==== Supplied records

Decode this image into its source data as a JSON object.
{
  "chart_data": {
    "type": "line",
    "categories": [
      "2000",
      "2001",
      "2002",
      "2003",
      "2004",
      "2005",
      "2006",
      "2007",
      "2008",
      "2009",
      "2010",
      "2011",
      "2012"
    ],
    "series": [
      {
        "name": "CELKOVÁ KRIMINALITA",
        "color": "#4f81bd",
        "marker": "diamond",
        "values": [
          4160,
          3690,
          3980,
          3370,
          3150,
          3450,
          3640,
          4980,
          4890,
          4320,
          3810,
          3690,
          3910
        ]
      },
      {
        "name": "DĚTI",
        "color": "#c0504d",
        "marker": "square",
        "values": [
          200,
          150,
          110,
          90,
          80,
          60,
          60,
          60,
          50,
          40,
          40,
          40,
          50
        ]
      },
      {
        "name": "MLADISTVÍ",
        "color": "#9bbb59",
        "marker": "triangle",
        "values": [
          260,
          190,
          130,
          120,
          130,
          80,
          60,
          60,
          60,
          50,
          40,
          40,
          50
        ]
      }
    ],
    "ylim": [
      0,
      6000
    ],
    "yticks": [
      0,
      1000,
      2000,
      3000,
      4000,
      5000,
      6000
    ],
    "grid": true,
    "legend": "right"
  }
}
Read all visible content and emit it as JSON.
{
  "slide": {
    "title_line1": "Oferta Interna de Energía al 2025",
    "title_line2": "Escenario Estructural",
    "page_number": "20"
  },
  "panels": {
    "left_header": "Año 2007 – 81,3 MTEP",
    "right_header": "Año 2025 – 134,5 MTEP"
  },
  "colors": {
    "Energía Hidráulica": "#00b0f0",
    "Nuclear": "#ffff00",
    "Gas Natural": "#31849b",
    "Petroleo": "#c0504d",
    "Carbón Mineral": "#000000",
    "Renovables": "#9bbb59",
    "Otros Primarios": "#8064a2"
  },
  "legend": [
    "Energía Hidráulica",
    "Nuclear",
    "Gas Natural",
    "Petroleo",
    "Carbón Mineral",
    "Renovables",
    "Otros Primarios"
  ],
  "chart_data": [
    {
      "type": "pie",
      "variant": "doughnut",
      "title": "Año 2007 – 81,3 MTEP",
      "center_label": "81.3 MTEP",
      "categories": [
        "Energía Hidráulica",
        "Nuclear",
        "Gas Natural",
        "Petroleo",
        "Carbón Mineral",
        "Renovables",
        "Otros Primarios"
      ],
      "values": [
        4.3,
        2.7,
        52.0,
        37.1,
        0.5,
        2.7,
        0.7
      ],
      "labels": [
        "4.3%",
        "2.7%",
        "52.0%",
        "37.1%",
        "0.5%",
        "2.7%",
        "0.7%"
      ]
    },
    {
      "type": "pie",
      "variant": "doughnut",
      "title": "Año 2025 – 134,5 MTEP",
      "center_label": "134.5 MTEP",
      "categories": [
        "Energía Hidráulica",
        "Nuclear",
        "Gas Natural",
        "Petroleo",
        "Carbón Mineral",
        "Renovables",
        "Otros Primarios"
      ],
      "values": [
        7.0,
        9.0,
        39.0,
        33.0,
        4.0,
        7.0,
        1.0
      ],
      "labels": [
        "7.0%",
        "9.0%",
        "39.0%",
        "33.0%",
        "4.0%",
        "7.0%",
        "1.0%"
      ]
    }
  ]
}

========

— Task instructions —
Copy every line of the listing that includes the string "MTEP".

— Answer to this problem —
    "left_header": "Año 2007 – 81,3 MTEP",
    "right_header": "Año 2025 – 134,5 MTEP"
      "title": "Año 2007 – 81,3 MTEP",
      "center_label": "81.3 MTEP",
      "title": "Año 2025 – 134,5 MTEP",
      "center_label": "134.5 MTEP",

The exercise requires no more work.